__Listed records__.
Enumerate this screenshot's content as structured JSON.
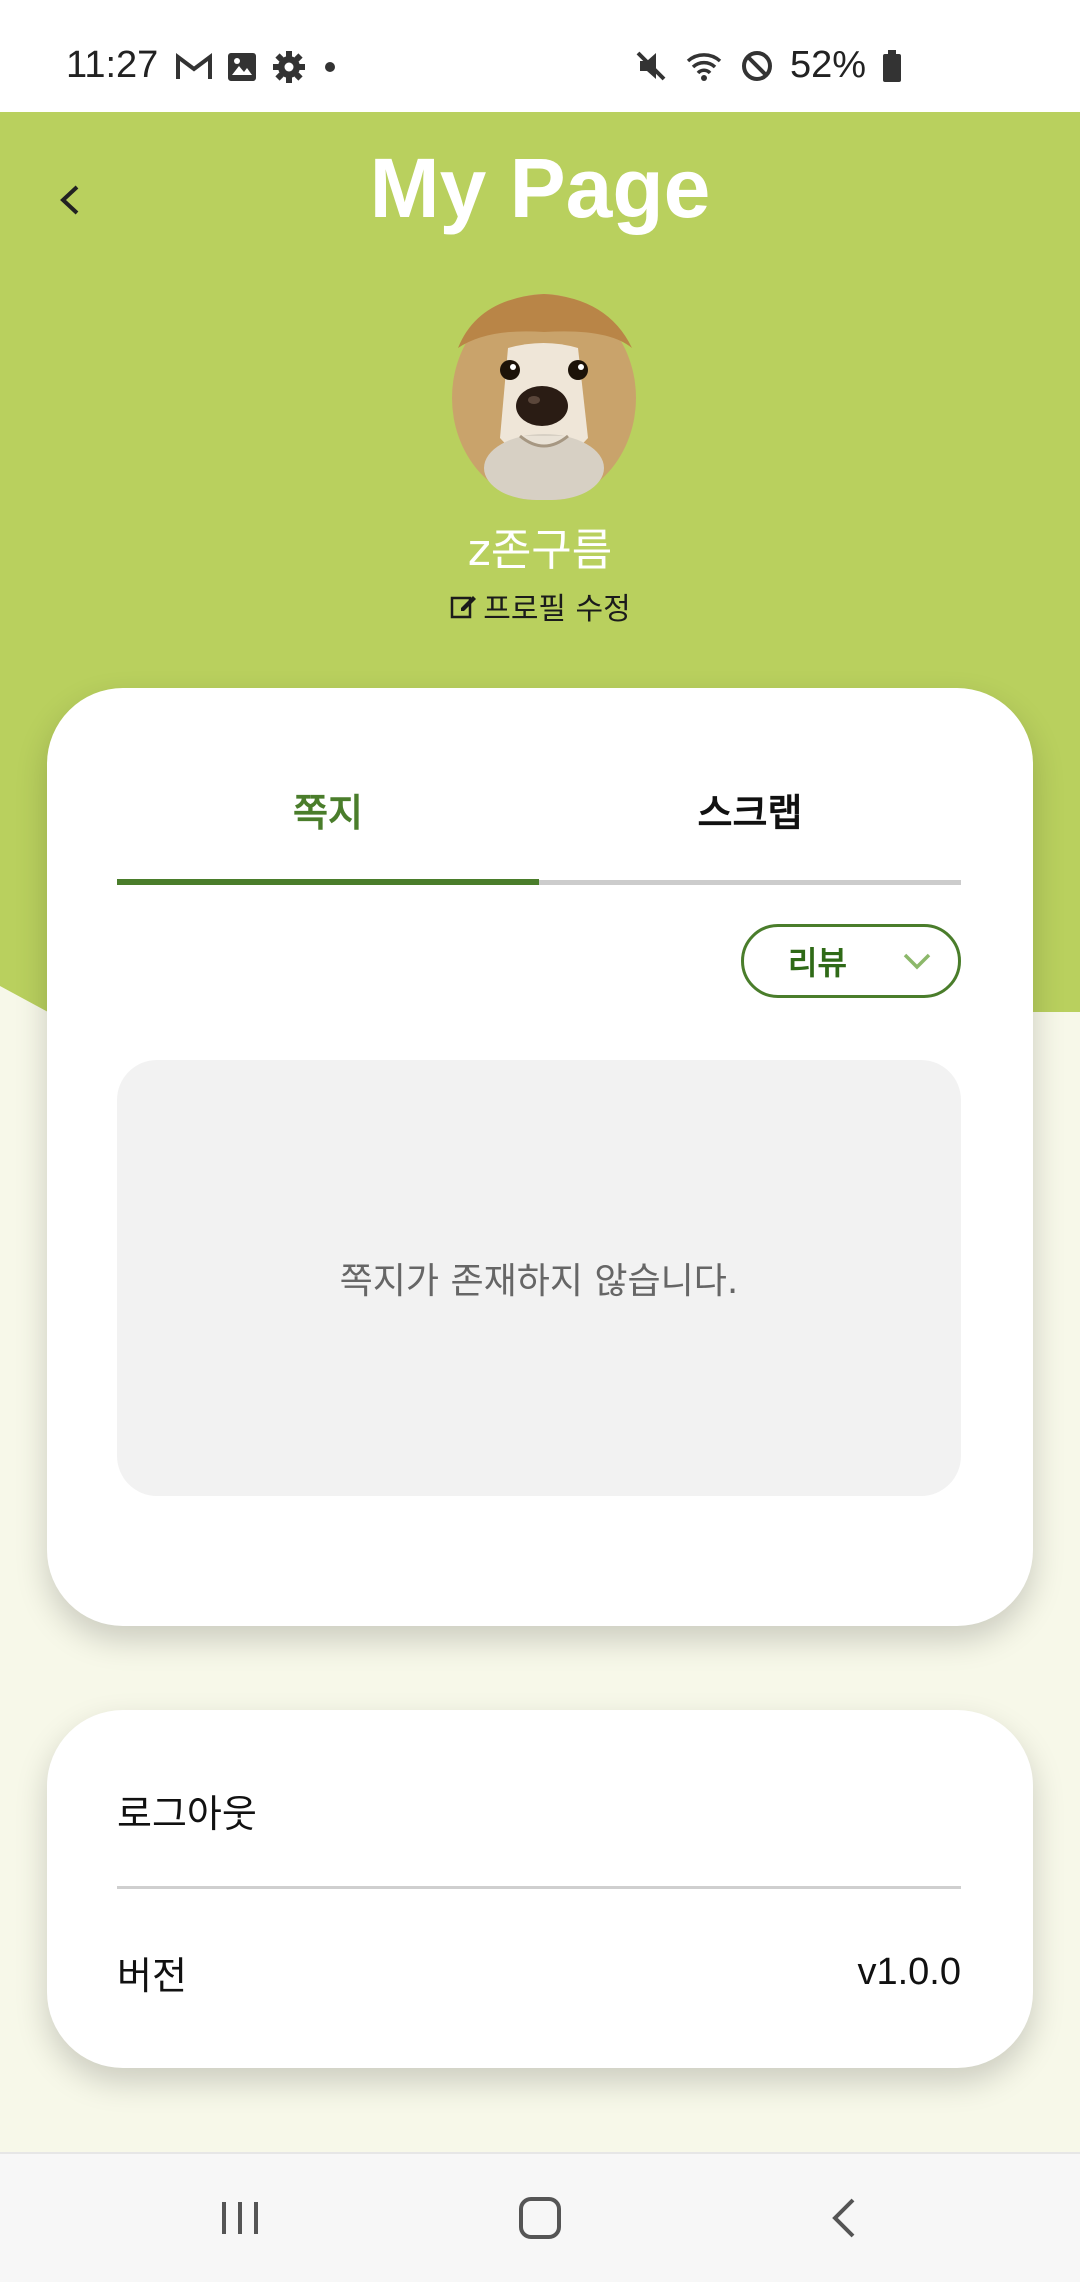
{
  "status_bar": {
    "time": "11:27",
    "battery": "52%",
    "left_icons": [
      "gmail-icon",
      "gallery-icon",
      "settings-icon",
      "dot-icon"
    ],
    "right_icons": [
      "mute-icon",
      "wifi-icon",
      "blocked-icon",
      "battery-icon"
    ]
  },
  "header": {
    "title": "My Page",
    "background_color": "#b9d05e"
  },
  "profile": {
    "username": "z존구름",
    "edit_label": "프로필 수정"
  },
  "tabs": [
    {
      "label": "쪽지",
      "active": true
    },
    {
      "label": "스크랩",
      "active": false
    }
  ],
  "filter": {
    "selected": "리뷰"
  },
  "messages": {
    "empty_text": "쪽지가 존재하지 않습니다."
  },
  "settings": {
    "logout_label": "로그아웃",
    "version_label": "버전",
    "version_value": "v1.0.0"
  },
  "colors": {
    "accent": "#4a7d2b",
    "page_bg": "#f7f8e9"
  }
}
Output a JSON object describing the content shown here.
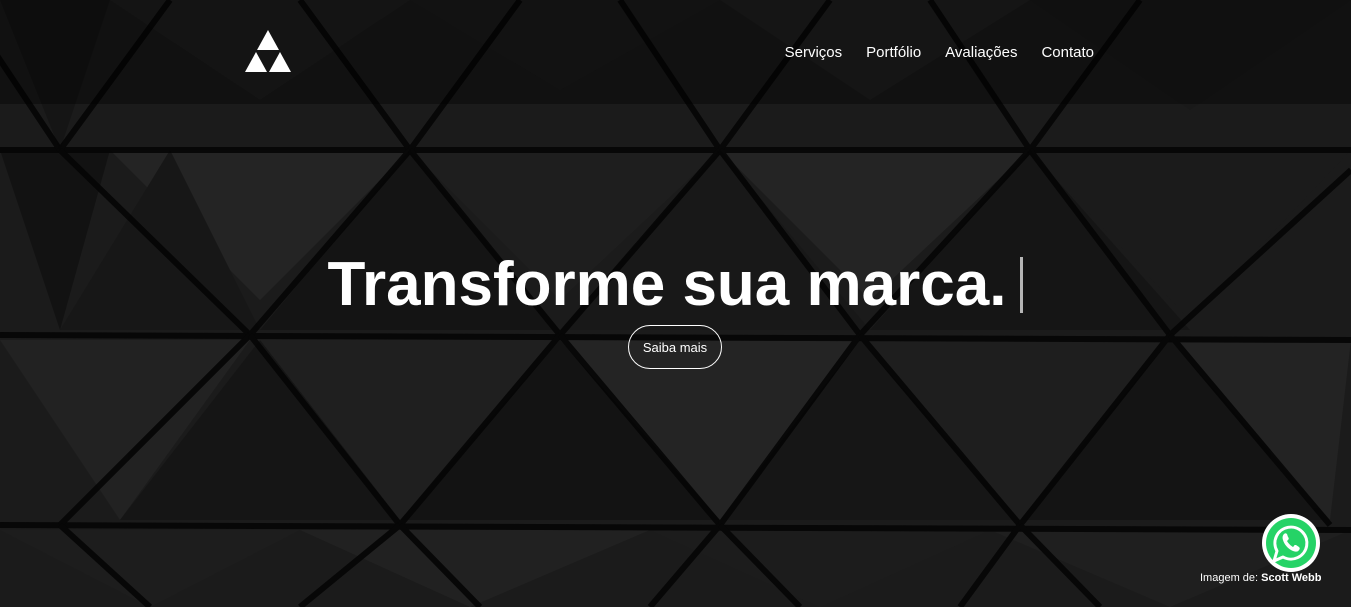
{
  "nav": {
    "items": [
      {
        "label": "Serviços"
      },
      {
        "label": "Portfólio"
      },
      {
        "label": "Avaliações"
      },
      {
        "label": "Contato"
      }
    ]
  },
  "hero": {
    "headline": "Transforme sua marca.",
    "cta_label": "Saiba mais"
  },
  "credit": {
    "prefix": "Imagem de:",
    "author": "Scott Webb"
  },
  "icons": {
    "logo": "triforce-logo-icon",
    "whatsapp": "whatsapp-icon"
  },
  "colors": {
    "background": "#141414",
    "text": "#ffffff",
    "whatsapp_green": "#25d366"
  }
}
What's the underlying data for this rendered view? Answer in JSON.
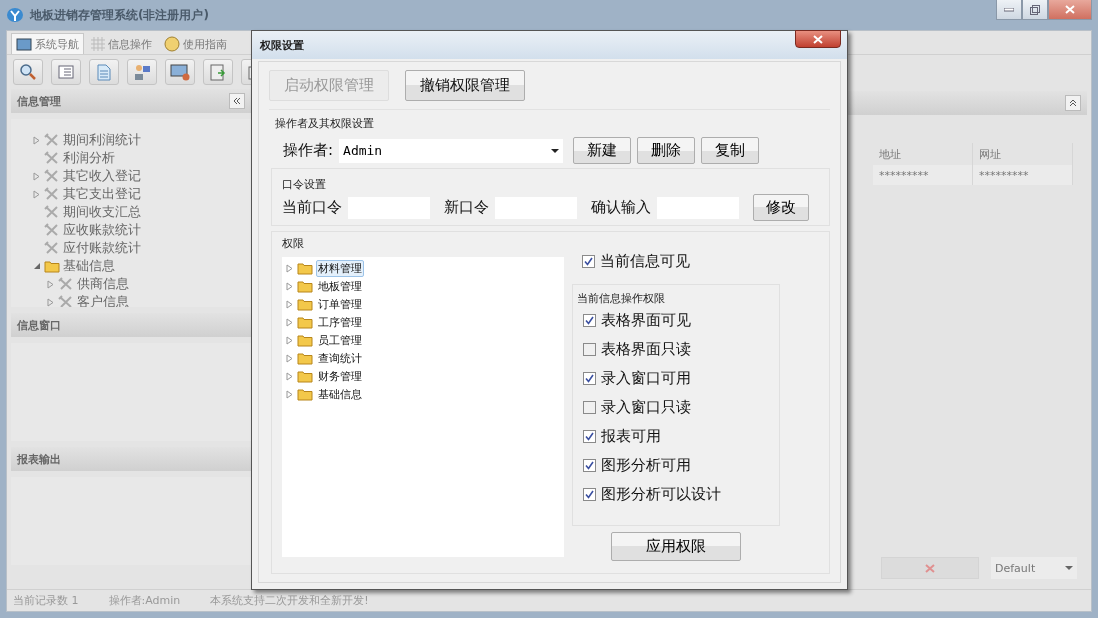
{
  "window": {
    "title": "地板进销存管理系统(非注册用户)"
  },
  "tabs": [
    {
      "label": "系统导航",
      "selected": true
    },
    {
      "label": "信息操作",
      "selected": false
    },
    {
      "label": "使用指南",
      "selected": false
    }
  ],
  "sidebar": {
    "title": "信息管理",
    "tree": [
      {
        "label": "期间利润统计",
        "has_children": true
      },
      {
        "label": "利润分析",
        "has_children": false
      },
      {
        "label": "其它收入登记",
        "has_children": true
      },
      {
        "label": "其它支出登记",
        "has_children": true
      },
      {
        "label": "期间收支汇总",
        "has_children": false
      },
      {
        "label": "应收账款统计",
        "has_children": false
      },
      {
        "label": "应付账款统计",
        "has_children": false
      },
      {
        "label": "基础信息",
        "has_children": true,
        "expanded": true,
        "children": [
          {
            "label": "供商信息",
            "has_children": true
          },
          {
            "label": "客户信息",
            "has_children": true
          }
        ]
      }
    ],
    "panels": [
      {
        "title": "信息窗口"
      },
      {
        "title": "报表输出"
      }
    ]
  },
  "table": {
    "columns": [
      "地址",
      "网址"
    ],
    "rows": [
      [
        "*********",
        "*********"
      ]
    ]
  },
  "footer": {
    "dropdown": "Default"
  },
  "status_bar": [
    "当前记录数 1",
    "操作者:Admin",
    "本系统支持二次开发和全新开发!"
  ],
  "dialog": {
    "title": "权限设置",
    "top_buttons": [
      {
        "label": "启动权限管理",
        "disabled": true
      },
      {
        "label": "撤销权限管理",
        "disabled": false
      }
    ],
    "operator_section": {
      "title": "操作者及其权限设置",
      "label": "操作者:",
      "value": "Admin",
      "buttons": [
        "新建",
        "删除",
        "复制"
      ]
    },
    "password_section": {
      "title": "口令设置",
      "fields": [
        {
          "label": "当前口令"
        },
        {
          "label": "新口令"
        },
        {
          "label": "确认输入"
        }
      ],
      "button": "修改"
    },
    "permissions": {
      "title": "权限",
      "tree": [
        {
          "label": "材料管理",
          "selected": true
        },
        {
          "label": "地板管理",
          "selected": false
        },
        {
          "label": "订单管理",
          "selected": false
        },
        {
          "label": "工序管理",
          "selected": false
        },
        {
          "label": "员工管理",
          "selected": false
        },
        {
          "label": "查询统计",
          "selected": false
        },
        {
          "label": "财务管理",
          "selected": false
        },
        {
          "label": "基础信息",
          "selected": false
        }
      ],
      "visible": {
        "label": "当前信息可见",
        "checked": true
      },
      "group_title": "当前信息操作权限",
      "options": [
        {
          "label": "表格界面可见",
          "checked": true
        },
        {
          "label": "表格界面只读",
          "checked": false
        },
        {
          "label": "录入窗口可用",
          "checked": true
        },
        {
          "label": "录入窗口只读",
          "checked": false
        },
        {
          "label": "报表可用",
          "checked": true
        },
        {
          "label": "图形分析可用",
          "checked": true
        },
        {
          "label": "图形分析可以设计",
          "checked": true
        }
      ],
      "apply_button": "应用权限"
    }
  }
}
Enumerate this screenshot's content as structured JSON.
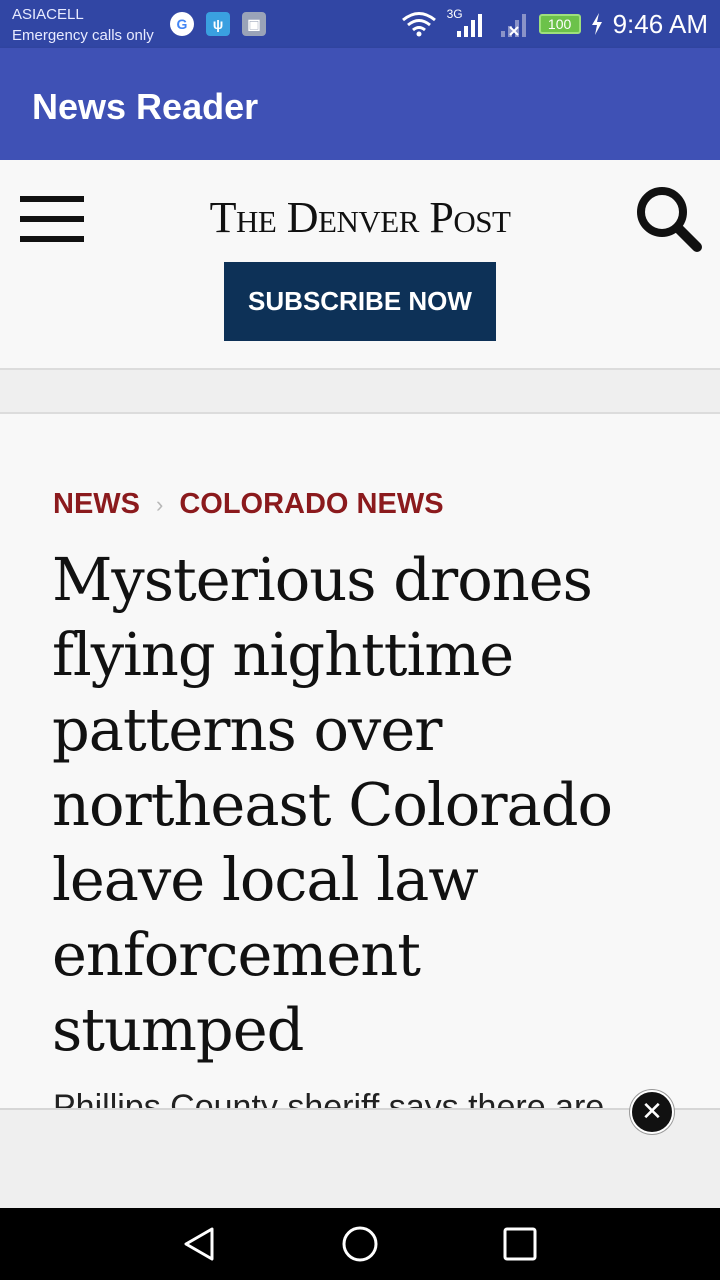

__What you have to do__.
Reproduce each entry verbatim, excluding any embedded images.

__Full output__.
Enumerate this screenshot's content as structured JSON.
{
  "status_bar": {
    "time": "11:27",
    "battery": "52%",
    "left_icons": [
      "gmail-icon",
      "gallery-icon",
      "settings-icon",
      "dot-icon"
    ],
    "right_icons": [
      "mute-icon",
      "wifi-icon",
      "blocked-icon",
      "battery-icon"
    ]
  },
  "header": {
    "title": "My Page",
    "background_color": "#b9d05e"
  },
  "profile": {
    "username": "z존구름",
    "edit_label": "프로필 수정"
  },
  "tabs": [
    {
      "label": "쪽지",
      "active": true
    },
    {
      "label": "스크랩",
      "active": false
    }
  ],
  "filter": {
    "selected": "리뷰"
  },
  "messages": {
    "empty_text": "쪽지가 존재하지 않습니다."
  },
  "settings": {
    "logout_label": "로그아웃",
    "version_label": "버전",
    "version_value": "v1.0.0"
  },
  "colors": {
    "accent": "#4a7d2b",
    "page_bg": "#f7f8e9"
  }
}
Output a JSON object describing the content shown here.
{
  "nav": {
    "items": [
      {
        "label": "Serviços"
      },
      {
        "label": "Portfólio"
      },
      {
        "label": "Avaliações"
      },
      {
        "label": "Contato"
      }
    ]
  },
  "hero": {
    "headline": "Transforme sua marca.",
    "cta_label": "Saiba mais"
  },
  "credit": {
    "prefix": "Imagem de:",
    "author": "Scott Webb"
  },
  "icons": {
    "logo": "triforce-logo-icon",
    "whatsapp": "whatsapp-icon"
  },
  "colors": {
    "background": "#141414",
    "text": "#ffffff",
    "whatsapp_green": "#25d366"
  }
}
What's the underlying data for this rendered view? Answer in JSON.
{
  "window": {
    "title": "地板进销存管理系统(非注册用户)"
  },
  "tabs": [
    {
      "label": "系统导航",
      "selected": true
    },
    {
      "label": "信息操作",
      "selected": false
    },
    {
      "label": "使用指南",
      "selected": false
    }
  ],
  "sidebar": {
    "title": "信息管理",
    "tree": [
      {
        "label": "期间利润统计",
        "has_children": true
      },
      {
        "label": "利润分析",
        "has_children": false
      },
      {
        "label": "其它收入登记",
        "has_children": true
      },
      {
        "label": "其它支出登记",
        "has_children": true
      },
      {
        "label": "期间收支汇总",
        "has_children": false
      },
      {
        "label": "应收账款统计",
        "has_children": false
      },
      {
        "label": "应付账款统计",
        "has_children": false
      },
      {
        "label": "基础信息",
        "has_children": true,
        "expanded": true,
        "children": [
          {
            "label": "供商信息",
            "has_children": true
          },
          {
            "label": "客户信息",
            "has_children": true
          }
        ]
      }
    ],
    "panels": [
      {
        "title": "信息窗口"
      },
      {
        "title": "报表输出"
      }
    ]
  },
  "table": {
    "columns": [
      "地址",
      "网址"
    ],
    "rows": [
      [
        "*********",
        "*********"
      ]
    ]
  },
  "footer": {
    "dropdown": "Default"
  },
  "status_bar": [
    "当前记录数 1",
    "操作者:Admin",
    "本系统支持二次开发和全新开发!"
  ],
  "dialog": {
    "title": "权限设置",
    "top_buttons": [
      {
        "label": "启动权限管理",
        "disabled": true
      },
      {
        "label": "撤销权限管理",
        "disabled": false
      }
    ],
    "operator_section": {
      "title": "操作者及其权限设置",
      "label": "操作者:",
      "value": "Admin",
      "buttons": [
        "新建",
        "删除",
        "复制"
      ]
    },
    "password_section": {
      "title": "口令设置",
      "fields": [
        {
          "label": "当前口令"
        },
        {
          "label": "新口令"
        },
        {
          "label": "确认输入"
        }
      ],
      "button": "修改"
    },
    "permissions": {
      "title": "权限",
      "tree": [
        {
          "label": "材料管理",
          "selected": true
        },
        {
          "label": "地板管理",
          "selected": false
        },
        {
          "label": "订单管理",
          "selected": false
        },
        {
          "label": "工序管理",
          "selected": false
        },
        {
          "label": "员工管理",
          "selected": false
        },
        {
          "label": "查询统计",
          "selected": false
        },
        {
          "label": "财务管理",
          "selected": false
        },
        {
          "label": "基础信息",
          "selected": false
        }
      ],
      "visible": {
        "label": "当前信息可见",
        "checked": true
      },
      "group_title": "当前信息操作权限",
      "options": [
        {
          "label": "表格界面可见",
          "checked": true
        },
        {
          "label": "表格界面只读",
          "checked": false
        },
        {
          "label": "录入窗口可用",
          "checked": true
        },
        {
          "label": "录入窗口只读",
          "checked": false
        },
        {
          "label": "报表可用",
          "checked": true
        },
        {
          "label": "图形分析可用",
          "checked": true
        },
        {
          "label": "图形分析可以设计",
          "checked": true
        }
      ],
      "apply_button": "应用权限"
    }
  }
}
Enumerate this screenshot's content as structured JSON.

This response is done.